--- BEGIN Records to process ---

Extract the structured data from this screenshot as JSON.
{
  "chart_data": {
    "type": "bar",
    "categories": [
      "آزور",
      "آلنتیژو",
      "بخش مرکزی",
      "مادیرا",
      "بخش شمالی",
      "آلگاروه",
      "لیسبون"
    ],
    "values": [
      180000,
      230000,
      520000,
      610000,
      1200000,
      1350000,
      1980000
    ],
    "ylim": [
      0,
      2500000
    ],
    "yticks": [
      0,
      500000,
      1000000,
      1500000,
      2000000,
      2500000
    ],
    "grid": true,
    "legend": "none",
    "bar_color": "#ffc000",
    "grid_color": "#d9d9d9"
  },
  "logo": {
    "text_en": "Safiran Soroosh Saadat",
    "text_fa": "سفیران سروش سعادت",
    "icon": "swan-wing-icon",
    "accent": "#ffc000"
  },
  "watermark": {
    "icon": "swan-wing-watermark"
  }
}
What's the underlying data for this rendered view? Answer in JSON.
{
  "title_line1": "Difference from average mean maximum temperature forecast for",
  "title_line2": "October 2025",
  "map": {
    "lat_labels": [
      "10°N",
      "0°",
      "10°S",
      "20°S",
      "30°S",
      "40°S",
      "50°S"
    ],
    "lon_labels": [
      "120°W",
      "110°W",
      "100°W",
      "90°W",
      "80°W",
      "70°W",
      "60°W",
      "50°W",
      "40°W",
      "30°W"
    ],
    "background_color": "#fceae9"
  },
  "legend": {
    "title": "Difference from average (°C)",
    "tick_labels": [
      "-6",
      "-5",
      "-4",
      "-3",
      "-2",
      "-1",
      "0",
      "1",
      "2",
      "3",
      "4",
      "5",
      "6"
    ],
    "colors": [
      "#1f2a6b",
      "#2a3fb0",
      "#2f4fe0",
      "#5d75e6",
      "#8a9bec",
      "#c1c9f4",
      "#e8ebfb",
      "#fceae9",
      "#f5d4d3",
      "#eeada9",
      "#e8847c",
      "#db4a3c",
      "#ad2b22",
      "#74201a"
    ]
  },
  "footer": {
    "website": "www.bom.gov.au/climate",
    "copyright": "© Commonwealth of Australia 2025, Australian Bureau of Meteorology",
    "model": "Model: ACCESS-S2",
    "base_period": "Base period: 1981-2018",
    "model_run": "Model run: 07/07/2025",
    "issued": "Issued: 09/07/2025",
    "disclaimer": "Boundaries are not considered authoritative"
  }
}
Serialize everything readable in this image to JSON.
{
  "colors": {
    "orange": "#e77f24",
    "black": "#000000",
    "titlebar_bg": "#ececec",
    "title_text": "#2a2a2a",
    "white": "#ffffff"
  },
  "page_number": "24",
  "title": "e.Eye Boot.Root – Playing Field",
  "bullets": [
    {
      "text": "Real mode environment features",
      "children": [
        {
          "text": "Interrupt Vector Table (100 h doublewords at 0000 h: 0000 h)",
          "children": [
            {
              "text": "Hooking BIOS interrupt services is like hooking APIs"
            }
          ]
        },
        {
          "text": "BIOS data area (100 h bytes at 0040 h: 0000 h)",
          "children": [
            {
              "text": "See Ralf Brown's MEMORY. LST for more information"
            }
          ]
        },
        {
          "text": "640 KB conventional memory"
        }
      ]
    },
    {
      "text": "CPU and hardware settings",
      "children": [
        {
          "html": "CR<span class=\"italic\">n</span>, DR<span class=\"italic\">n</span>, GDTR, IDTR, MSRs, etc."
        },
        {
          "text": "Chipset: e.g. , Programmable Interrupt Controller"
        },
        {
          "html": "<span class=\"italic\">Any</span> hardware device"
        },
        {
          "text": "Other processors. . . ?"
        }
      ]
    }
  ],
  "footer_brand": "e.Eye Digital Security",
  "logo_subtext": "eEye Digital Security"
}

--- END Records to process ---

- [What to produce]:
Copy every record exactly as presented.

- [Task result]:
Extract the structured data from this screenshot as JSON.
{
  "chart_data": {
    "type": "bar",
    "categories": [
      "آزور",
      "آلنتیژو",
      "بخش مرکزی",
      "مادیرا",
      "بخش شمالی",
      "آلگاروه",
      "لیسبون"
    ],
    "values": [
      180000,
      230000,
      520000,
      610000,
      1200000,
      1350000,
      1980000
    ],
    "ylim": [
      0,
      2500000
    ],
    "yticks": [
      0,
      500000,
      1000000,
      1500000,
      2000000,
      2500000
    ],
    "grid": true,
    "legend": "none",
    "bar_color": "#ffc000",
    "grid_color": "#d9d9d9"
  },
  "logo": {
    "text_en": "Safiran Soroosh Saadat",
    "text_fa": "سفیران سروش سعادت",
    "icon": "swan-wing-icon",
    "accent": "#ffc000"
  },
  "watermark": {
    "icon": "swan-wing-watermark"
  }
}
What's the underlying data for this rendered view? Answer in JSON.
{
  "title_line1": "Difference from average mean maximum temperature forecast for",
  "title_line2": "October 2025",
  "map": {
    "lat_labels": [
      "10°N",
      "0°",
      "10°S",
      "20°S",
      "30°S",
      "40°S",
      "50°S"
    ],
    "lon_labels": [
      "120°W",
      "110°W",
      "100°W",
      "90°W",
      "80°W",
      "70°W",
      "60°W",
      "50°W",
      "40°W",
      "30°W"
    ],
    "background_color": "#fceae9"
  },
  "legend": {
    "title": "Difference from average (°C)",
    "tick_labels": [
      "-6",
      "-5",
      "-4",
      "-3",
      "-2",
      "-1",
      "0",
      "1",
      "2",
      "3",
      "4",
      "5",
      "6"
    ],
    "colors": [
      "#1f2a6b",
      "#2a3fb0",
      "#2f4fe0",
      "#5d75e6",
      "#8a9bec",
      "#c1c9f4",
      "#e8ebfb",
      "#fceae9",
      "#f5d4d3",
      "#eeada9",
      "#e8847c",
      "#db4a3c",
      "#ad2b22",
      "#74201a"
    ]
  },
  "footer": {
    "website": "www.bom.gov.au/climate",
    "copyright": "© Commonwealth of Australia 2025, Australian Bureau of Meteorology",
    "model": "Model: ACCESS-S2",
    "base_period": "Base period: 1981-2018",
    "model_run": "Model run: 07/07/2025",
    "issued": "Issued: 09/07/2025",
    "disclaimer": "Boundaries are not considered authoritative"
  }
}
Serialize everything readable in this image to JSON.
{
  "colors": {
    "orange": "#e77f24",
    "black": "#000000",
    "titlebar_bg": "#ececec",
    "title_text": "#2a2a2a",
    "white": "#ffffff"
  },
  "page_number": "24",
  "title": "e.Eye Boot.Root – Playing Field",
  "bullets": [
    {
      "text": "Real mode environment features",
      "children": [
        {
          "text": "Interrupt Vector Table (100 h doublewords at 0000 h: 0000 h)",
          "children": [
            {
              "text": "Hooking BIOS interrupt services is like hooking APIs"
            }
          ]
        },
        {
          "text": "BIOS data area (100 h bytes at 0040 h: 0000 h)",
          "children": [
            {
              "text": "See Ralf Brown's MEMORY. LST for more information"
            }
          ]
        },
        {
          "text": "640 KB conventional memory"
        }
      ]
    },
    {
      "text": "CPU and hardware settings",
      "children": [
        {
          "html": "CR<span class=\"italic\">n</span>, DR<span class=\"italic\">n</span>, GDTR, IDTR, MSRs, etc."
        },
        {
          "text": "Chipset: e.g. , Programmable Interrupt Controller"
        },
        {
          "html": "<span class=\"italic\">Any</span> hardware device"
        },
        {
          "text": "Other processors. . . ?"
        }
      ]
    }
  ],
  "footer_brand": "e.Eye Digital Security",
  "logo_subtext": "eEye Digital Security"
}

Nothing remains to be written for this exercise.